**Source passage**
* begin *

Muni short-end correction continues while Powell’s comments rattle USTs, equities

Bonds

Short-end municipals saw continued pressure Wednesday, further inverting the muni curve, while Fed Chairman Jerome Powell’s hawkish comments sent traders digesting the Fed’s next moves after the Federal Open Market Committee hiked rates 50 basis points. U.S. Treasuries ended the session slightly better after see-sawing post-FOMC and equities closed with losses.

In his post-FOMC meeting press conference, Powell said policy is “not at a sufficiently restrictive stance yet.” He added the Summary of Economic Projections could go higher in three months, but that is not certain since it will depend on data.

The pace of increases is not the main question for the Fed, he said, but rather how high rates go and how long they stay there.

Powell said he believes the Fed is getting close to a sufficiently restrictive level, but they’re not quite there. And while two good inflation reports are good, “there’s still a long way to go to price stability.”

* end *

**What is asked**
1 - Repeat the part of the bond market article between "Short-end municipals saw" and "closed with losses.", inclusive.
2 - For each statement, say whether it agrees with the bond market article, answering yes or no and quoting the words that decide it.
(a) The Federal Open Market Committee raised rates by 50 basis points.
(b) Equities finished the session higher.
(c) Powell said the Fed had already reached a sufficiently restrictive level.
3 - Resume the bond market article after its final sentence.

**Collected material**
* begin *

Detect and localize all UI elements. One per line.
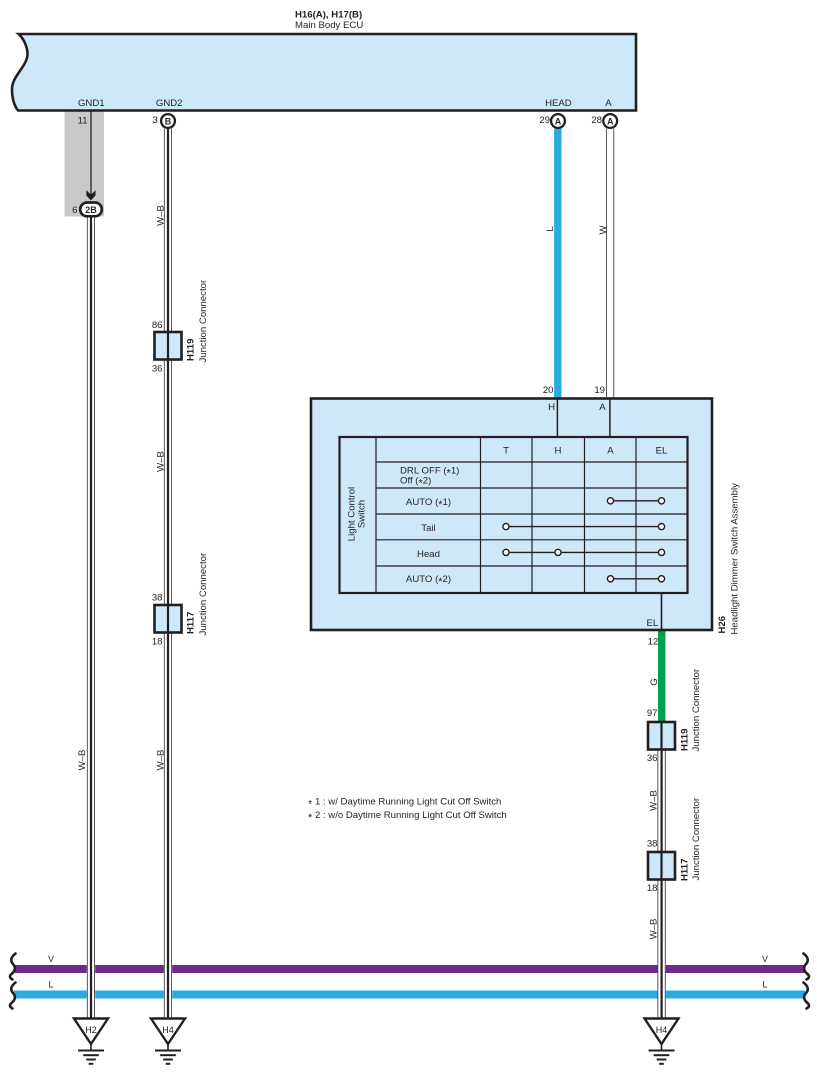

* end *

**Answers to the tasks**
1 -
Short-end municipals saw continued pressure Wednesday, further inverting the muni curve, while Fed Chairman Jerome Powell’s hawkish comments sent traders digesting the Fed’s next moves after the Federal Open Market Committee hiked rates 50 basis points. U.S. Treasuries ended the session slightly better after see-sawing post-FOMC and equities closed with losses.

2 -
(a) Yes: "the Federal Open Market Committee hiked rates 50 basis points."
(b) No: "equities closed with losses."
(c) No: "they’re not quite there."

3 -
A soft landing is still possible he said, since “no one knows if we’re going to have a recession.”

Subadra Rajappa, head of U.S. Rates Strategy at Societe Generale, noted, “Treasuries reversed gains from yesterday following the CPI report. We see more room for yields to rise in Q1, as the recent bullish momentum is slightly overstretched. With strong labor market and global inflation relatively high we expect modestly higher yields after year-end.”

USTs whipsawed post-FOMC but closed out with small gains. Triple-A yield curves mostly ignored other markets and short munis remained under pressure with cuts of up to five basis points on the one-year and a little changed tone outside of there.

The three-year muni-UST ratio was at 61%, the five-year at 67%, the 10-year at 71% and the 30-year at 97%, according to Refinitiv MMD’s 3 p.m. read. ICE Data Services had the three at 62%, the five at 66%, the 10 at 73% and the 30 at 97% at a 4 p.m. read.

Generally, munis have been doing well, holding their own against USTs, noted Jeff MacDonald, head of fixed income strategists at Fiduciary Trust International. Ratios continue to be at low levels, especially at the front end, but a correction is under way.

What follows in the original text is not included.